▶ WHAT TO WORK ON
Every line containing the word "other" needs to be found and copied.

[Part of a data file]
((

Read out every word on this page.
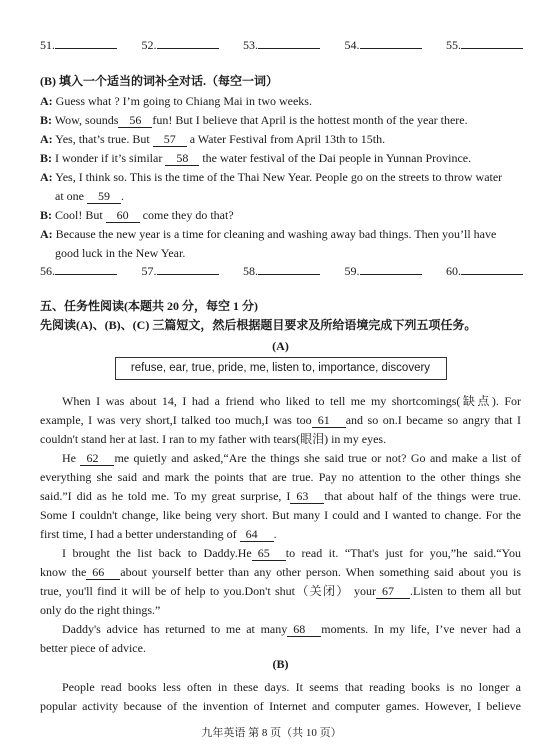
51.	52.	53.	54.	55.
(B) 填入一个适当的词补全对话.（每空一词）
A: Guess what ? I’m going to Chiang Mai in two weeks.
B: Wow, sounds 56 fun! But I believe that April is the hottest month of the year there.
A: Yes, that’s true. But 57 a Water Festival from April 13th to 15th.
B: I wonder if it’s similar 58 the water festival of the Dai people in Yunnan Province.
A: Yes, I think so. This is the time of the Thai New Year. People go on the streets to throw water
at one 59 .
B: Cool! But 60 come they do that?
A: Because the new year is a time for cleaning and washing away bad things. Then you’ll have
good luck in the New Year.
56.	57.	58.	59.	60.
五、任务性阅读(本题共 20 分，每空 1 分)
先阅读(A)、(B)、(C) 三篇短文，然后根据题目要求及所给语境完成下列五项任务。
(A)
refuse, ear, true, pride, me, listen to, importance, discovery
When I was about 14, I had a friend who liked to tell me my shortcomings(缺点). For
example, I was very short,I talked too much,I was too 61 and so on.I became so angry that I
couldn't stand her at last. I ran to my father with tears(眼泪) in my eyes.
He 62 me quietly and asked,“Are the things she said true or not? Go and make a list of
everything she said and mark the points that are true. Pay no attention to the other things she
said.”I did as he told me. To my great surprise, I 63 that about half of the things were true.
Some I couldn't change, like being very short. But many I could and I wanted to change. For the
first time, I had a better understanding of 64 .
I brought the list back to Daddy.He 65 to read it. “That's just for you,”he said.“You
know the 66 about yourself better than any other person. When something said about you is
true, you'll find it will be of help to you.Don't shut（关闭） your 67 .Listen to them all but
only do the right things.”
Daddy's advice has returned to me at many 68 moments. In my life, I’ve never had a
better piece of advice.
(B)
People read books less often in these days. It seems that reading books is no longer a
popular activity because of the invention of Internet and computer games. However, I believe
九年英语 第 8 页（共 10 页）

))
((

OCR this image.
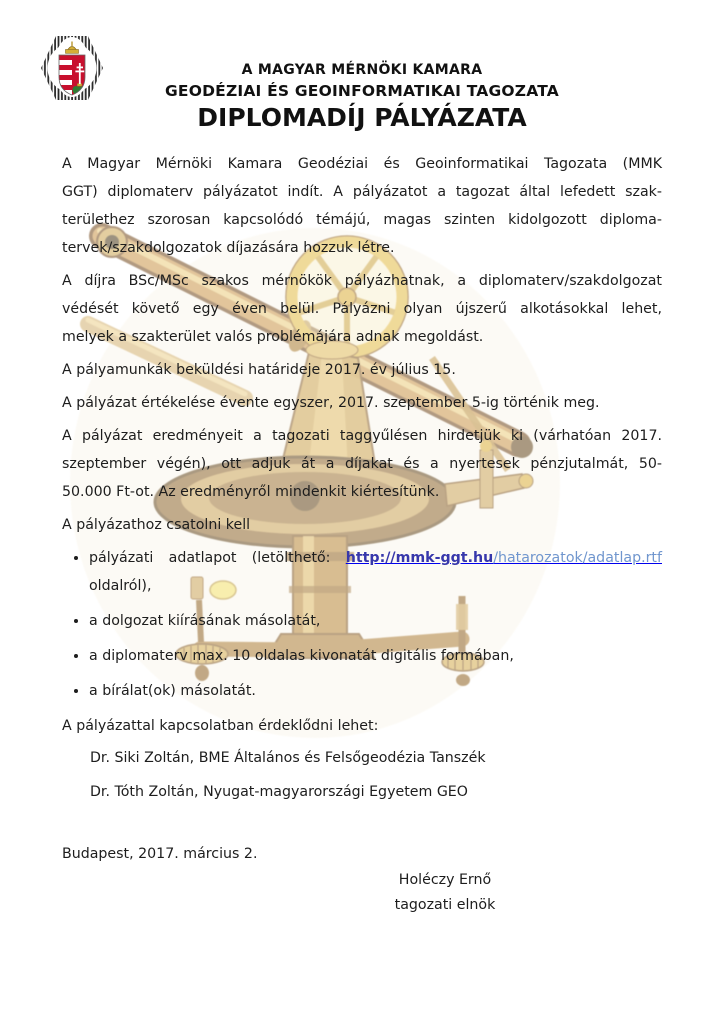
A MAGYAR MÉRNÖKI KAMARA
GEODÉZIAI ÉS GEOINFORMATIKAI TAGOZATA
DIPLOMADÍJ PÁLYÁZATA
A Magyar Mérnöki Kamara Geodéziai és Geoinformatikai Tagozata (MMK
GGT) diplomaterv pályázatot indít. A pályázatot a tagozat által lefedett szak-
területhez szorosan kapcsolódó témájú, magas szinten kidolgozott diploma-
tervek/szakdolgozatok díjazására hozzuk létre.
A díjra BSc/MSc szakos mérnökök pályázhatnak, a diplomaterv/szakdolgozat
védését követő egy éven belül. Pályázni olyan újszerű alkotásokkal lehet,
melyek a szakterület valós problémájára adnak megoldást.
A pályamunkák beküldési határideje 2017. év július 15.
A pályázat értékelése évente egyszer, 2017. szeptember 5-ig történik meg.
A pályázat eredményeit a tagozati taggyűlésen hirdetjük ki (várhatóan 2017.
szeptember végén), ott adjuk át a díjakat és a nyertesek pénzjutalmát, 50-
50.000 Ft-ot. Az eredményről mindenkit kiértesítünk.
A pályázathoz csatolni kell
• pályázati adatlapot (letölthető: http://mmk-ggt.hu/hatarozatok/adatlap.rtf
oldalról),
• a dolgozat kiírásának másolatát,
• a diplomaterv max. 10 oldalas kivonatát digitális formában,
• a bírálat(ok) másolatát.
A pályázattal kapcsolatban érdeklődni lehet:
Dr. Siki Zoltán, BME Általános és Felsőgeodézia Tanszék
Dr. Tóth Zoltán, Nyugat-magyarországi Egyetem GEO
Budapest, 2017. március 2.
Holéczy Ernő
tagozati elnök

))

▶ SOLUTION TO THIS TASK
everything she said and mark the points that are true. Pay no attention to the other things she
know the 66 about yourself better than any other person. When something said about you is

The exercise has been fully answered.